**DATA SHOWN:**
________

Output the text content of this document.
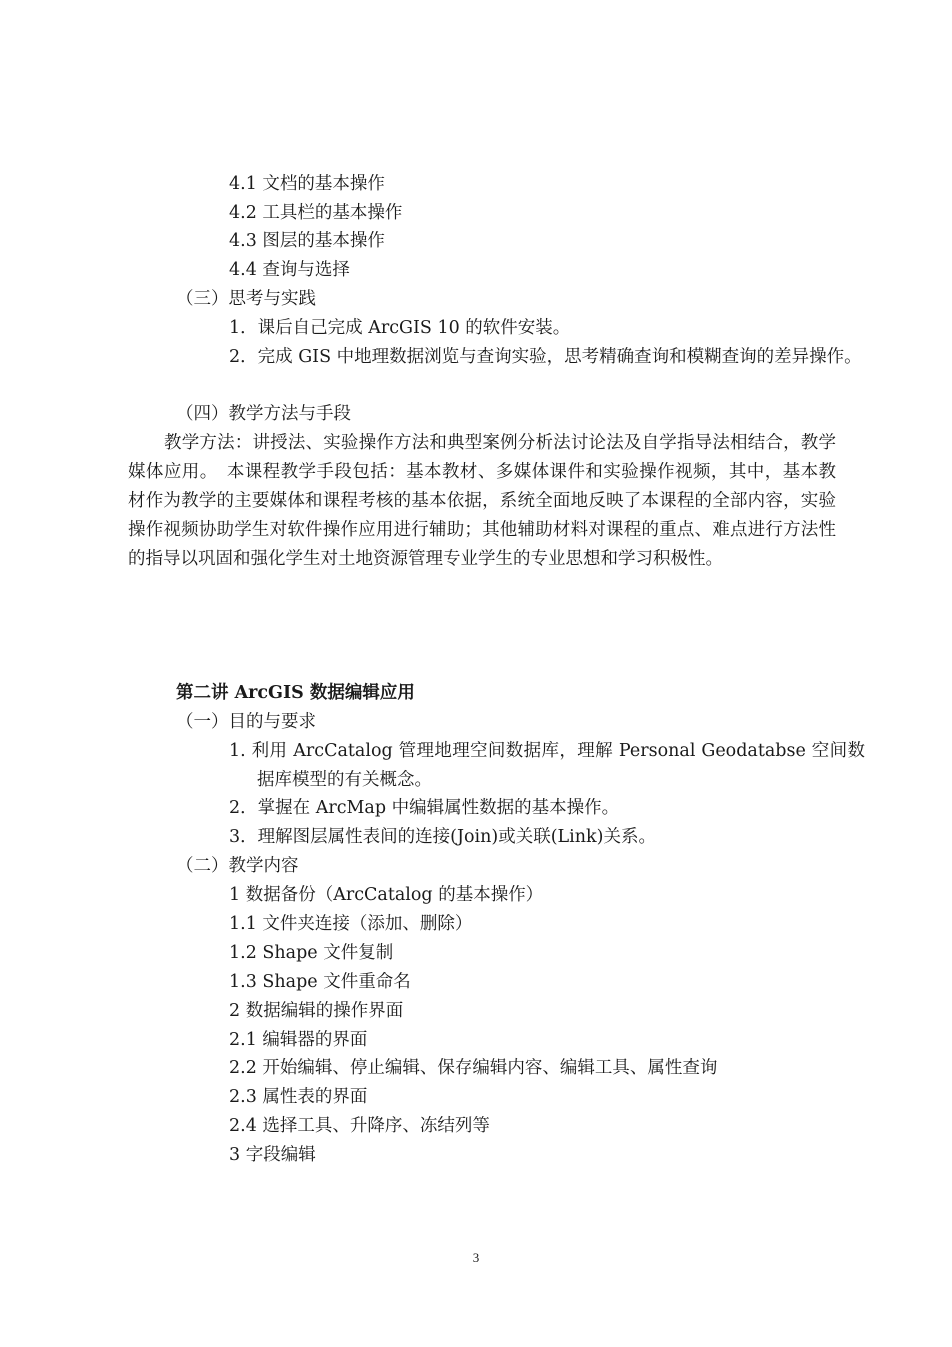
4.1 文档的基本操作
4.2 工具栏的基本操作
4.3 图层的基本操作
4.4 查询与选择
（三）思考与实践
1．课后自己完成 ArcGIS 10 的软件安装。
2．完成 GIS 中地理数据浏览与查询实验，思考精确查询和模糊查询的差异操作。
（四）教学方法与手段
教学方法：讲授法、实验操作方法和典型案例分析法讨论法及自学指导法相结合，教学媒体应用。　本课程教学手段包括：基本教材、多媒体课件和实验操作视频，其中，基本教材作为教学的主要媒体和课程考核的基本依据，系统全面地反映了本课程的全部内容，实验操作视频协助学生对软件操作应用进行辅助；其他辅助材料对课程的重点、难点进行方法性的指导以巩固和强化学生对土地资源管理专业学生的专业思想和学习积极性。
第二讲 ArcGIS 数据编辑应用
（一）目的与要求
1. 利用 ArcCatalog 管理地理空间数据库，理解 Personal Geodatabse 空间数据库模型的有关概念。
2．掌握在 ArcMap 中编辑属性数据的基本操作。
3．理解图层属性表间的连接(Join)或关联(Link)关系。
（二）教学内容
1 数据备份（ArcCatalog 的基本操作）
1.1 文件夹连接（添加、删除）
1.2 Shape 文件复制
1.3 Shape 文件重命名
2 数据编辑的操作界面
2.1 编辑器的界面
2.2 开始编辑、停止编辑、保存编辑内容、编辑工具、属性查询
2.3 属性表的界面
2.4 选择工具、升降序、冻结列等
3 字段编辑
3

________

**AIM:** In the entries above, how many lines hold the word "ArcGIS"? State the number and nothing else.

**RESULT:** 2